### Requirement
Show every line in the entries below where the word "зоны" appears.

Recorded data
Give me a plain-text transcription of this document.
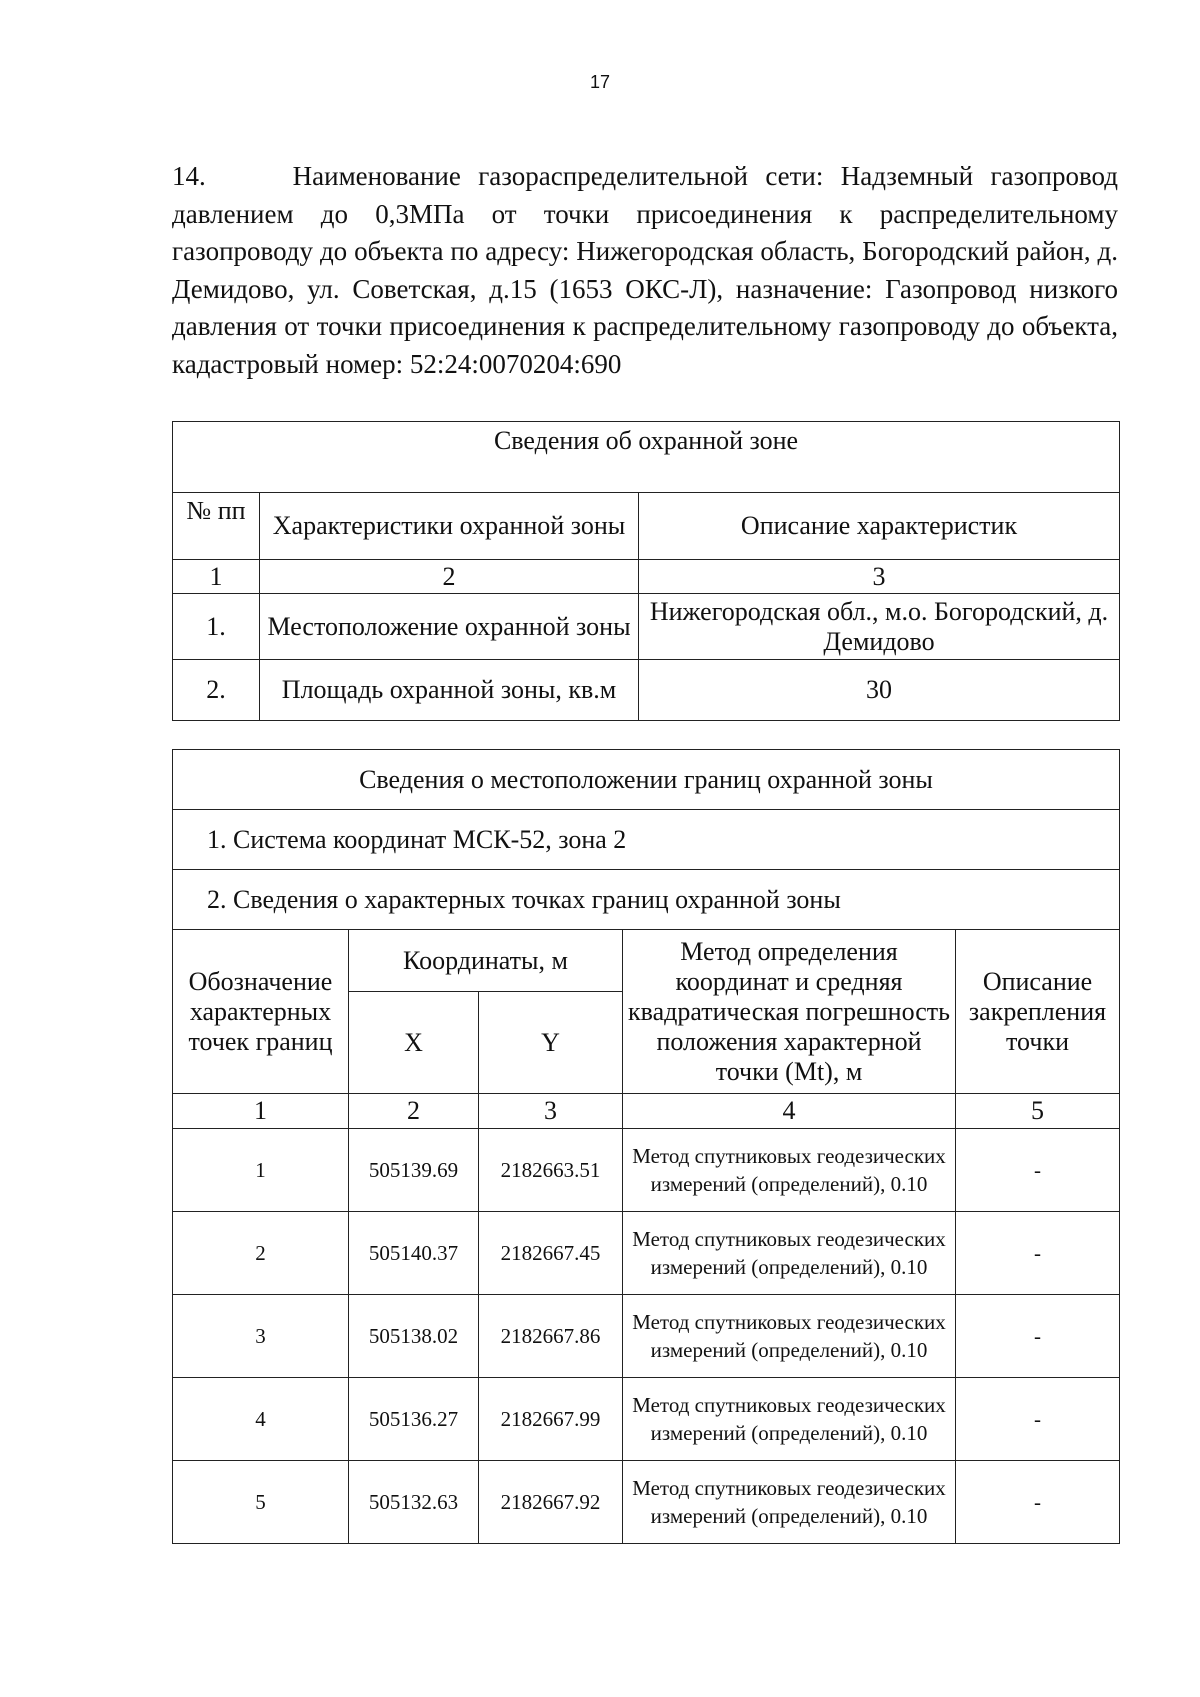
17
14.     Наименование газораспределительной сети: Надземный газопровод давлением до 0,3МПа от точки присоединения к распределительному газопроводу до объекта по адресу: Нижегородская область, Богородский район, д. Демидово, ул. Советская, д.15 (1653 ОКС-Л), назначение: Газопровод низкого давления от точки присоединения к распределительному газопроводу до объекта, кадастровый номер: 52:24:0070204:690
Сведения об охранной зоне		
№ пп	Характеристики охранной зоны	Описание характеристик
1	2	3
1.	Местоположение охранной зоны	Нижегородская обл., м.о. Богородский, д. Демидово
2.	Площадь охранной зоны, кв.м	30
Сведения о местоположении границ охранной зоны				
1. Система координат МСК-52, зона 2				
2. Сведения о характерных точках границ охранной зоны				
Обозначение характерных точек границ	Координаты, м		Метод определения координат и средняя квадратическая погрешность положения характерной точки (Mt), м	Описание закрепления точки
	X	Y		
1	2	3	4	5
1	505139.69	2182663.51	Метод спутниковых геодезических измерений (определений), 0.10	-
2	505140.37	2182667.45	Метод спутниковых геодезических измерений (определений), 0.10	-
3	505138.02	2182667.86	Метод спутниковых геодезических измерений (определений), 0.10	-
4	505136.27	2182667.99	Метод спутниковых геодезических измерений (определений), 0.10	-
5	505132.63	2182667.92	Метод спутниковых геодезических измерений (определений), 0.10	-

---

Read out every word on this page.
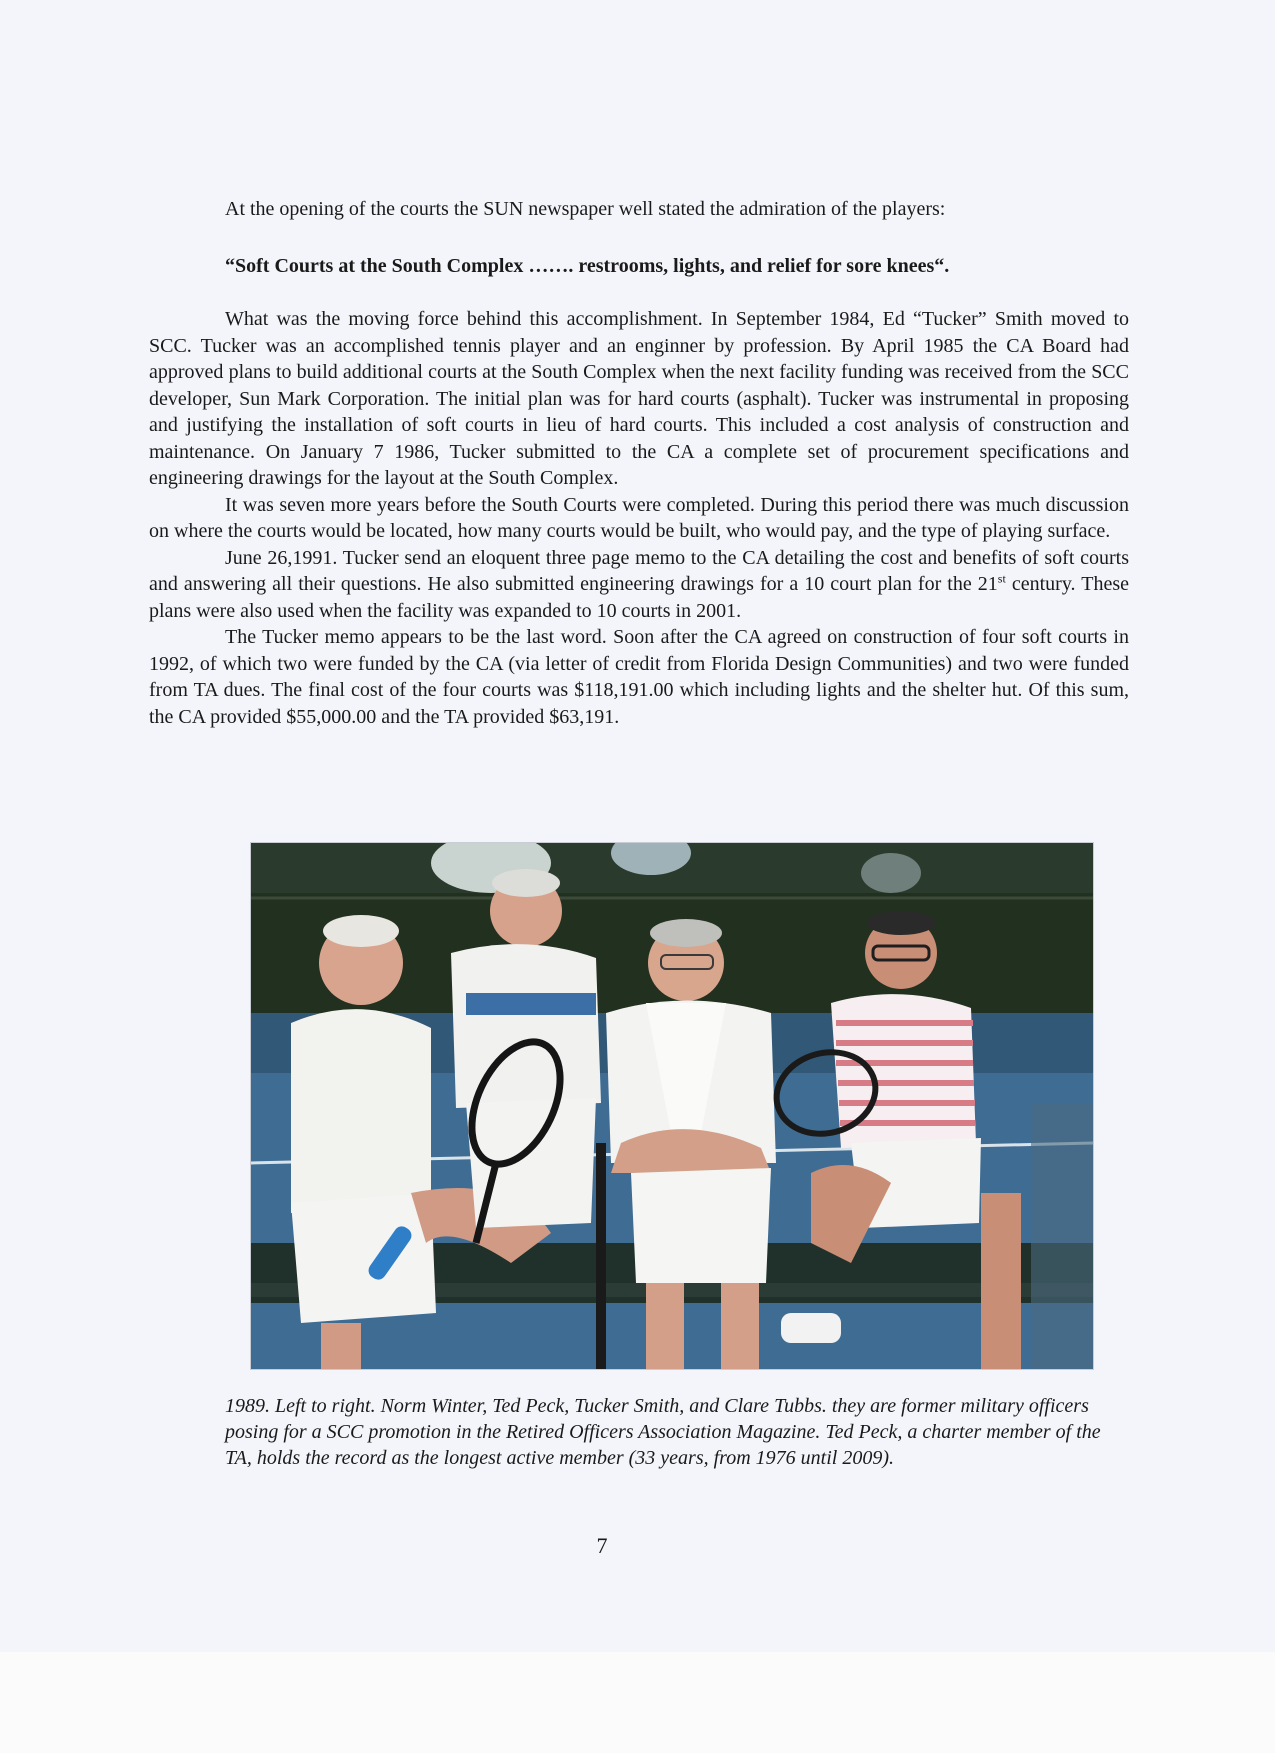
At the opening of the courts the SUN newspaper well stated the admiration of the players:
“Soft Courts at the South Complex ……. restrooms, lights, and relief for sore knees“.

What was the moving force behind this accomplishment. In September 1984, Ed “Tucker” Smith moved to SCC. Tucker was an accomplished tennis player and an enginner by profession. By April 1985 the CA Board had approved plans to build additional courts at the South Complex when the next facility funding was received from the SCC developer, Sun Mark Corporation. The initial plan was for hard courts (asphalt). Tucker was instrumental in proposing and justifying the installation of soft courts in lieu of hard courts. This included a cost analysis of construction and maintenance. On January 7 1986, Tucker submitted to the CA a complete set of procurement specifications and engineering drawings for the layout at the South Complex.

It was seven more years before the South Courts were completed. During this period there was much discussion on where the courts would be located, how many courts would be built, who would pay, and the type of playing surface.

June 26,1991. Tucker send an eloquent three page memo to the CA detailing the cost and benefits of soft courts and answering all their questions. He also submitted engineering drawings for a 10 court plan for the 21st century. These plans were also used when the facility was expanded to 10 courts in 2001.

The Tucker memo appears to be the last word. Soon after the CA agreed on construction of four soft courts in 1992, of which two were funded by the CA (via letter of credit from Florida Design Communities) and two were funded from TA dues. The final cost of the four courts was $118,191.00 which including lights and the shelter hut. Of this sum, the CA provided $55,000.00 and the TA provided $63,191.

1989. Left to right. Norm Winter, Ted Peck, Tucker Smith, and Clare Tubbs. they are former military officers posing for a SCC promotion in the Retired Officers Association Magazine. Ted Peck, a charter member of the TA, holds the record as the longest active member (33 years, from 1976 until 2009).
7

### Solved exercise
№ пп	Характеристики охранной зоны	Описание характеристик
1.	Местоположение охранной зоны	Нижегородская обл., м.о. Богородский, д. Демидово
2.	Площадь охранной зоны, кв.м	30
Сведения о местоположении границ охранной зоны				
2. Сведения о характерных точках границ охранной зоны				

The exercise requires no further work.